Provided entries:
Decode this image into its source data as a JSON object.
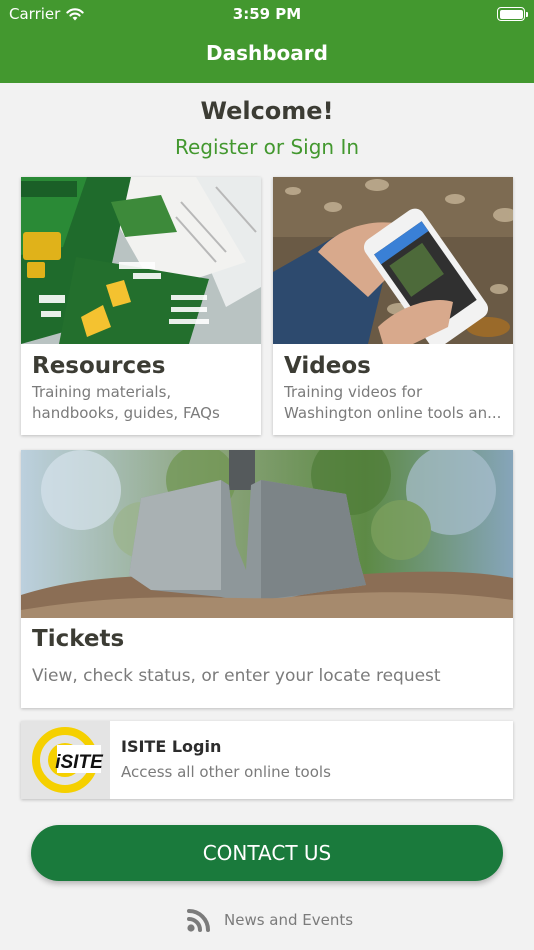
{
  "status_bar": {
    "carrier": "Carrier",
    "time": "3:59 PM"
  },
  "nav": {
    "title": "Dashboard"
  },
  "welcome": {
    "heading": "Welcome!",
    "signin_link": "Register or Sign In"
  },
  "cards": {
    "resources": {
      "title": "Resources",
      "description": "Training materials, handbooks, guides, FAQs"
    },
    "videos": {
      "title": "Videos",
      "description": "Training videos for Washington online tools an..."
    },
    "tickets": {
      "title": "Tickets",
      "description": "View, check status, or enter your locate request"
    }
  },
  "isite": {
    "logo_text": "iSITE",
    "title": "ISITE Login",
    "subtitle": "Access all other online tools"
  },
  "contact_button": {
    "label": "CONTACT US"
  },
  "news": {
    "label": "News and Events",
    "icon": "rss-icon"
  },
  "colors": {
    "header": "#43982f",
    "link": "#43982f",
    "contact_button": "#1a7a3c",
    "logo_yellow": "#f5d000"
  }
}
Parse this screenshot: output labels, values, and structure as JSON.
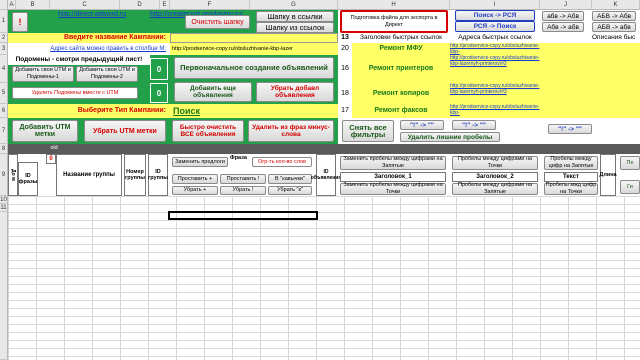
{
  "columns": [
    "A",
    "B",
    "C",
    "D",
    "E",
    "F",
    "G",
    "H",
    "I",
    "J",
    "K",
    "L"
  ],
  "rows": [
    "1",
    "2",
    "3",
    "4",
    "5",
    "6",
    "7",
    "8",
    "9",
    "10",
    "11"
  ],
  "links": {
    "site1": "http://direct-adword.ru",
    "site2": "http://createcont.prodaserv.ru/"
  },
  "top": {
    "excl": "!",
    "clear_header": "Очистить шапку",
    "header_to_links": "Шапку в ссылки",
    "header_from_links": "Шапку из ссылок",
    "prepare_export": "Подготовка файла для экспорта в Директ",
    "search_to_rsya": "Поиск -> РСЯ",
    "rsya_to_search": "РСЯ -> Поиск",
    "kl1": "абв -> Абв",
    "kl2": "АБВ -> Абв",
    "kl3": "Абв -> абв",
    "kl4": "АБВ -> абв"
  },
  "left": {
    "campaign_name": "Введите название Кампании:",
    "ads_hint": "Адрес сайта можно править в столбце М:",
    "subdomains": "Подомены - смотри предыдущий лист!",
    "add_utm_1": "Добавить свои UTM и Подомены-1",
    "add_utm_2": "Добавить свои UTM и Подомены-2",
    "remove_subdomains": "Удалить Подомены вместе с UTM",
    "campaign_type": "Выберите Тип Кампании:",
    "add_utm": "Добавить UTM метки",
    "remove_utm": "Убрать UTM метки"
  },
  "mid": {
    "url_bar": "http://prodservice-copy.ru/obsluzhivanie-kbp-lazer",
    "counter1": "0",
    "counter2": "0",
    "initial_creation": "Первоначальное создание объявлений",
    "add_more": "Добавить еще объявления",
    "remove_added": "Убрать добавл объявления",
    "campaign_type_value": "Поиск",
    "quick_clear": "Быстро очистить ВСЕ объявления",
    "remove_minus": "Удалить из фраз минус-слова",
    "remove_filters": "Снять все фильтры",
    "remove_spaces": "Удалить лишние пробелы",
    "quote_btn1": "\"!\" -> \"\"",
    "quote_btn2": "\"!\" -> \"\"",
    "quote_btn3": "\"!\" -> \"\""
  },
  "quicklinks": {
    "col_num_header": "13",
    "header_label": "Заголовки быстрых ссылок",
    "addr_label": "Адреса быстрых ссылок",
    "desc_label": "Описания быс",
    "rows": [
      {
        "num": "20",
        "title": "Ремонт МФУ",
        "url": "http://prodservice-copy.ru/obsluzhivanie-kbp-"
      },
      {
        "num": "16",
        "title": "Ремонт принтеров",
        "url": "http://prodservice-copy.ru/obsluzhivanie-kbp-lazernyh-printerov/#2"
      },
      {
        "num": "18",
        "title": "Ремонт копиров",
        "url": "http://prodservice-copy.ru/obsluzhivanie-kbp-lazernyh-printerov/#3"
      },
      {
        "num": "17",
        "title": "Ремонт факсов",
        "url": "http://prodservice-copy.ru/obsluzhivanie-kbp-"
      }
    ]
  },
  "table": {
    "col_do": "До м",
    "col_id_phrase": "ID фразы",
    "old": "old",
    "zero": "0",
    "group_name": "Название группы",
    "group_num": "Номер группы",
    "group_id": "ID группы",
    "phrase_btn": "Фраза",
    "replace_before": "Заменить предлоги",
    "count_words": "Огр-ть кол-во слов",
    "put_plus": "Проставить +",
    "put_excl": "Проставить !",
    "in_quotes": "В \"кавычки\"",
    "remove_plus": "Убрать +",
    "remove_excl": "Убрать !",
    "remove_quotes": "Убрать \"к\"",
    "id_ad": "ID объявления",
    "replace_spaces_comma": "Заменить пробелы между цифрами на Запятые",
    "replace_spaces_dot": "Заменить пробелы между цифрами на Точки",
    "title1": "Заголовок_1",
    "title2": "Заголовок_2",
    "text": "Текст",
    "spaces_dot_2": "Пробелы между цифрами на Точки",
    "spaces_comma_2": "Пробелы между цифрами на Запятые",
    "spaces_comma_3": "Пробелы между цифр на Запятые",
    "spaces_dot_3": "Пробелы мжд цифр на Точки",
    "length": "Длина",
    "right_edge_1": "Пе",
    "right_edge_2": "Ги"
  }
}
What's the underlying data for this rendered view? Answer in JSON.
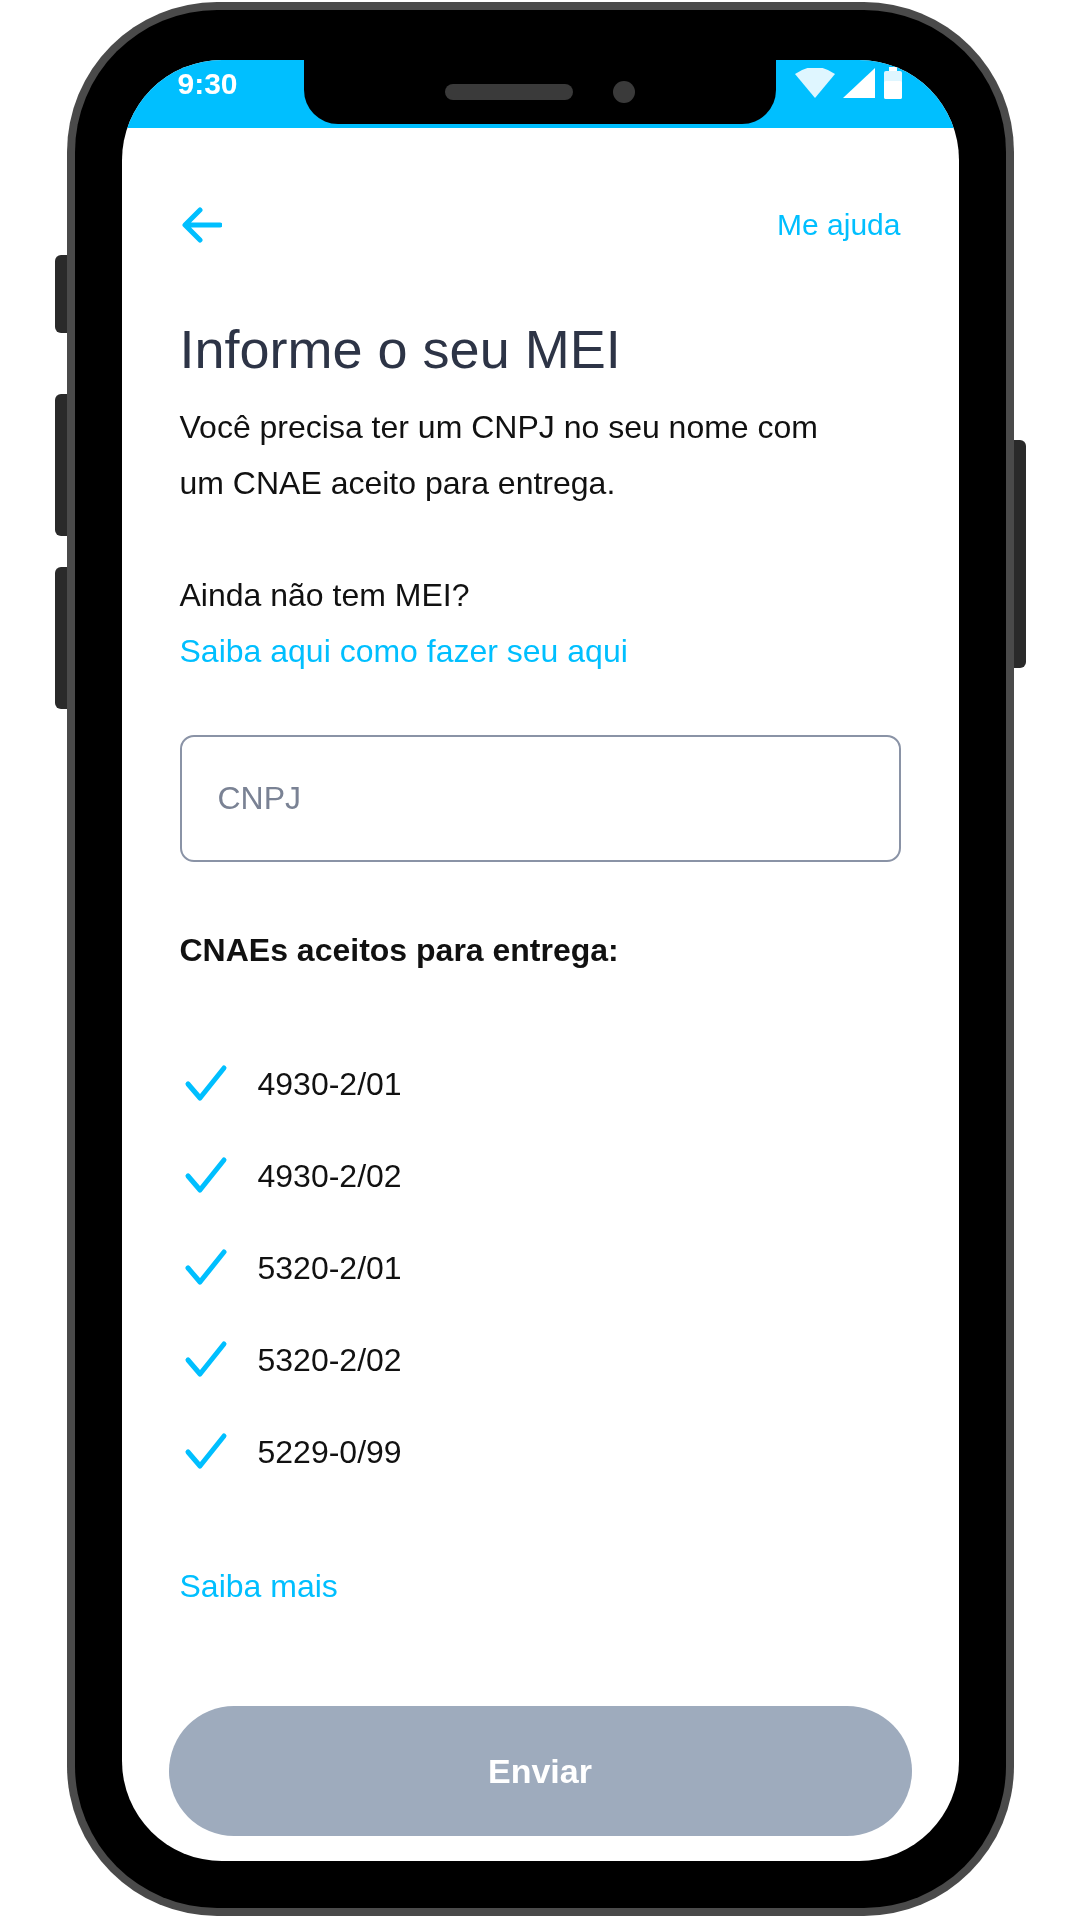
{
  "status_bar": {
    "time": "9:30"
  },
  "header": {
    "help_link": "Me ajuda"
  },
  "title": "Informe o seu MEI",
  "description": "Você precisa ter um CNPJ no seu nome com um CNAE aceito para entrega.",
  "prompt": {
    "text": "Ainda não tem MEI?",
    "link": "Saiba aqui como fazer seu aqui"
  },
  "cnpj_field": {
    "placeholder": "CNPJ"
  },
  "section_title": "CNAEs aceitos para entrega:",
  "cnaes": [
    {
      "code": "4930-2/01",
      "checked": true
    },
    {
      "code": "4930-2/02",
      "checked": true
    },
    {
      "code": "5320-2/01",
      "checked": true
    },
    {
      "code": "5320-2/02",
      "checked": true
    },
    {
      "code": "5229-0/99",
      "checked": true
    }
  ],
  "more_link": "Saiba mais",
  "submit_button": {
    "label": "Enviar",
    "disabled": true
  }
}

Requirements:
Exactly reproduce each record, leaving out any pictures.

Correct answer:
Decode this image into its source data as a JSON object.
{
  "status_bar": {
    "carrier": "Carrier",
    "time": "3:59 PM"
  },
  "nav": {
    "title": "Dashboard"
  },
  "welcome": {
    "heading": "Welcome!",
    "signin_link": "Register or Sign In"
  },
  "cards": {
    "resources": {
      "title": "Resources",
      "description": "Training materials, handbooks, guides, FAQs"
    },
    "videos": {
      "title": "Videos",
      "description": "Training videos for Washington online tools an..."
    },
    "tickets": {
      "title": "Tickets",
      "description": "View, check status, or enter your locate request"
    }
  },
  "isite": {
    "logo_text": "iSITE",
    "title": "ISITE Login",
    "subtitle": "Access all other online tools"
  },
  "contact_button": {
    "label": "CONTACT US"
  },
  "news": {
    "label": "News and Events",
    "icon": "rss-icon"
  },
  "colors": {
    "header": "#43982f",
    "link": "#43982f",
    "contact_button": "#1a7a3c",
    "logo_yellow": "#f5d000"
  }
}
Parse this screenshot: output labels, values, and structure as JSON.
{
  "columns": [
    "A",
    "B",
    "C",
    "D",
    "E",
    "F",
    "G",
    "H",
    "I",
    "J",
    "K",
    "L"
  ],
  "rows": [
    "1",
    "2",
    "3",
    "4",
    "5",
    "6",
    "7",
    "8",
    "9",
    "10",
    "11"
  ],
  "links": {
    "site1": "http://direct-adword.ru",
    "site2": "http://createcont.prodaserv.ru/"
  },
  "top": {
    "excl": "!",
    "clear_header": "Очистить шапку",
    "header_to_links": "Шапку в ссылки",
    "header_from_links": "Шапку из ссылок",
    "prepare_export": "Подготовка файла для экспорта в Директ",
    "search_to_rsya": "Поиск -> РСЯ",
    "rsya_to_search": "РСЯ -> Поиск",
    "kl1": "абв -> Абв",
    "kl2": "АБВ -> Абв",
    "kl3": "Абв -> абв",
    "kl4": "АБВ -> абв"
  },
  "left": {
    "campaign_name": "Введите название Кампании:",
    "ads_hint": "Адрес сайта можно править в столбце М:",
    "subdomains": "Подомены - смотри предыдущий лист!",
    "add_utm_1": "Добавить свои UTM и Подомены-1",
    "add_utm_2": "Добавить свои UTM и Подомены-2",
    "remove_subdomains": "Удалить Подомены вместе с UTM",
    "campaign_type": "Выберите Тип Кампании:",
    "add_utm": "Добавить UTM метки",
    "remove_utm": "Убрать UTM метки"
  },
  "mid": {
    "url_bar": "http://prodservice-copy.ru/obsluzhivanie-kbp-lazer",
    "counter1": "0",
    "counter2": "0",
    "initial_creation": "Первоначальное создание объявлений",
    "add_more": "Добавить еще объявления",
    "remove_added": "Убрать добавл объявления",
    "campaign_type_value": "Поиск",
    "quick_clear": "Быстро очистить ВСЕ объявления",
    "remove_minus": "Удалить из фраз минус-слова",
    "remove_filters": "Снять все фильтры",
    "remove_spaces": "Удалить лишние пробелы",
    "quote_btn1": "\"!\" -> \"\"",
    "quote_btn2": "\"!\" -> \"\"",
    "quote_btn3": "\"!\" -> \"\""
  },
  "quicklinks": {
    "col_num_header": "13",
    "header_label": "Заголовки быстрых ссылок",
    "addr_label": "Адреса быстрых ссылок",
    "desc_label": "Описания быс",
    "rows": [
      {
        "num": "20",
        "title": "Ремонт МФУ",
        "url": "http://prodservice-copy.ru/obsluzhivanie-kbp-"
      },
      {
        "num": "16",
        "title": "Ремонт принтеров",
        "url": "http://prodservice-copy.ru/obsluzhivanie-kbp-lazernyh-printerov/#2"
      },
      {
        "num": "18",
        "title": "Ремонт копиров",
        "url": "http://prodservice-copy.ru/obsluzhivanie-kbp-lazernyh-printerov/#3"
      },
      {
        "num": "17",
        "title": "Ремонт факсов",
        "url": "http://prodservice-copy.ru/obsluzhivanie-kbp-"
      }
    ]
  },
  "table": {
    "col_do": "До м",
    "col_id_phrase": "ID фразы",
    "old": "old",
    "zero": "0",
    "group_name": "Название группы",
    "group_num": "Номер группы",
    "group_id": "ID группы",
    "phrase_btn": "Фраза",
    "replace_before": "Заменить предлоги",
    "count_words": "Огр-ть кол-во слов",
    "put_plus": "Проставить +",
    "put_excl": "Проставить !",
    "in_quotes": "В \"кавычки\"",
    "remove_plus": "Убрать +",
    "remove_excl": "Убрать !",
    "remove_quotes": "Убрать \"к\"",
    "id_ad": "ID объявления",
    "replace_spaces_comma": "Заменить пробелы между цифрами на Запятые",
    "replace_spaces_dot": "Заменить пробелы между цифрами на Точки",
    "title1": "Заголовок_1",
    "title2": "Заголовок_2",
    "text": "Текст",
    "spaces_dot_2": "Пробелы между цифрами на Точки",
    "spaces_comma_2": "Пробелы между цифрами на Запятые",
    "spaces_comma_3": "Пробелы между цифр на Запятые",
    "spaces_dot_3": "Пробелы мжд цифр на Точки",
    "length": "Длина",
    "right_edge_1": "Пе",
    "right_edge_2": "Ги"
  }
}
What's the underlying data for this rendered view? Answer in JSON.
{
  "status_bar": {
    "time": "9:30"
  },
  "header": {
    "help_link": "Me ajuda"
  },
  "title": "Informe o seu MEI",
  "description": "Você precisa ter um CNPJ no seu nome com um CNAE aceito para entrega.",
  "prompt": {
    "text": "Ainda não tem MEI?",
    "link": "Saiba aqui como fazer seu aqui"
  },
  "cnpj_field": {
    "placeholder": "CNPJ"
  },
  "section_title": "CNAEs aceitos para entrega:",
  "cnaes": [
    {
      "code": "4930-2/01",
      "checked": true
    },
    {
      "code": "4930-2/02",
      "checked": true
    },
    {
      "code": "5320-2/01",
      "checked": true
    },
    {
      "code": "5320-2/02",
      "checked": true
    },
    {
      "code": "5229-0/99",
      "checked": true
    }
  ],
  "more_link": "Saiba mais",
  "submit_button": {
    "label": "Enviar",
    "disabled": true
  }
}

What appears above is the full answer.